## Entries provided:
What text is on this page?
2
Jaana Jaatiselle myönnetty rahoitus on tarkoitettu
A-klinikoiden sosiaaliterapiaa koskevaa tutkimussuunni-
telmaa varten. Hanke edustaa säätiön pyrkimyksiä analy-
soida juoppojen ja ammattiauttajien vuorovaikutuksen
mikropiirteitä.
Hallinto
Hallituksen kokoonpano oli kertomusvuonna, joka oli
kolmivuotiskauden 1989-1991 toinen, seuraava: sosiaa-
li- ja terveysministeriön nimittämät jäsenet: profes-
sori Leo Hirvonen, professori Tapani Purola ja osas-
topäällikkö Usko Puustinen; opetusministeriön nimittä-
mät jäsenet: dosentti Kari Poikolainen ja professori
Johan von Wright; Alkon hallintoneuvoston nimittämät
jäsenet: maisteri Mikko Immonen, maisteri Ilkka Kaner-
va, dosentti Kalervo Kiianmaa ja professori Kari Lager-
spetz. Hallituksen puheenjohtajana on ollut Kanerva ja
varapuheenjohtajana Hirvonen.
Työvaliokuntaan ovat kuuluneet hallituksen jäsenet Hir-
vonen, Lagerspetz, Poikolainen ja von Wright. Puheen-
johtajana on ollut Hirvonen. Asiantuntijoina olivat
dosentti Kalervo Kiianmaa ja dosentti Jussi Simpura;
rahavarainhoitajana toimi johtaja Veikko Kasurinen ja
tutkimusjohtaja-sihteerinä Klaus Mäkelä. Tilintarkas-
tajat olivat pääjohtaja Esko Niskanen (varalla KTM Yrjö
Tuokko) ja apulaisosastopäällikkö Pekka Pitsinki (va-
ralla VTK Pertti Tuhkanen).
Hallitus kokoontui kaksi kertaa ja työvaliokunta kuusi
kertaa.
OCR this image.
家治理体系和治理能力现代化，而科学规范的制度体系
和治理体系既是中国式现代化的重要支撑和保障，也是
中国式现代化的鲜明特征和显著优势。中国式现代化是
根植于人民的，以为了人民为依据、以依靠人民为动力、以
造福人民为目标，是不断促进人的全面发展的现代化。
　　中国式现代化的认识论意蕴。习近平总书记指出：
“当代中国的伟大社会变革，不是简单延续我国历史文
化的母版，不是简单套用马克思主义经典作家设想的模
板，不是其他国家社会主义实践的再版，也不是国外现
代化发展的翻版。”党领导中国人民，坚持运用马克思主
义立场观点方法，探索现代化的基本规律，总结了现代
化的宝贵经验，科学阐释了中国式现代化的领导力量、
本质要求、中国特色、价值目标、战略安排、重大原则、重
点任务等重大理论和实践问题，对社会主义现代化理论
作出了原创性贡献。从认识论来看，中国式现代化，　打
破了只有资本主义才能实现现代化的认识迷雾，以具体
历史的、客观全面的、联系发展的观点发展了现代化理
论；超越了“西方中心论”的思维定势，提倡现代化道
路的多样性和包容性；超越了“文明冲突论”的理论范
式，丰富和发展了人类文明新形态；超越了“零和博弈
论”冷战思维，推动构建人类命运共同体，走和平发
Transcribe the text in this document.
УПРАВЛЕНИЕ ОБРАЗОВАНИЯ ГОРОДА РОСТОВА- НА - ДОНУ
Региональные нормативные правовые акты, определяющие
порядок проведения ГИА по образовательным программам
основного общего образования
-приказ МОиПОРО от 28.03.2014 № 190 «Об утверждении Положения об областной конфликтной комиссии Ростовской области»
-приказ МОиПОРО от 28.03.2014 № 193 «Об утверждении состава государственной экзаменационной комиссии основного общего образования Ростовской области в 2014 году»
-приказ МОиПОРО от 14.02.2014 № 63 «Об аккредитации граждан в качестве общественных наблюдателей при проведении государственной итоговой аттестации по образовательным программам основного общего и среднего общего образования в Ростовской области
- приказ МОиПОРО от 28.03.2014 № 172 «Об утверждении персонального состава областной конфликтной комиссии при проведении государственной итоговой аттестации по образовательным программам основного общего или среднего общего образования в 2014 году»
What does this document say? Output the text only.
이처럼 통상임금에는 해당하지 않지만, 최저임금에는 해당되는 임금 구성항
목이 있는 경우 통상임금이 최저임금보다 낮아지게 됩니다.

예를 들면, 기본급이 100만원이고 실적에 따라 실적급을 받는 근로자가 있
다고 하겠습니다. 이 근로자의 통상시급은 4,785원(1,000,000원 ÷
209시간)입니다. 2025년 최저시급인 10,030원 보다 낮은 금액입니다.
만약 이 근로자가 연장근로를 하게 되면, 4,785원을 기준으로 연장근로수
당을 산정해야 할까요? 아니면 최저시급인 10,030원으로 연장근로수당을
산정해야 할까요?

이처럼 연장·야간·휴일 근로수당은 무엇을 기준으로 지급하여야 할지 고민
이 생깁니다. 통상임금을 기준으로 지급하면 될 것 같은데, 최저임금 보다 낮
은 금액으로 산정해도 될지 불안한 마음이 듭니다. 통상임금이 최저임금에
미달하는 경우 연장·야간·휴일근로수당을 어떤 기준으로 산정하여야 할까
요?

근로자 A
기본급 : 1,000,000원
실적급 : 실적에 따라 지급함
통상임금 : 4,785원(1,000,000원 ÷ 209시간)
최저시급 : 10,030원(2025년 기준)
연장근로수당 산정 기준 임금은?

## Prompt:
Out of the preceding entries, pull every line containing the string "Kalervo".

## Full answer:
va, dosentti Kalervo Kiianmaa ja professori Kari Lager-
dosentti Kalervo Kiianmaa ja dosentti Jussi Simpura;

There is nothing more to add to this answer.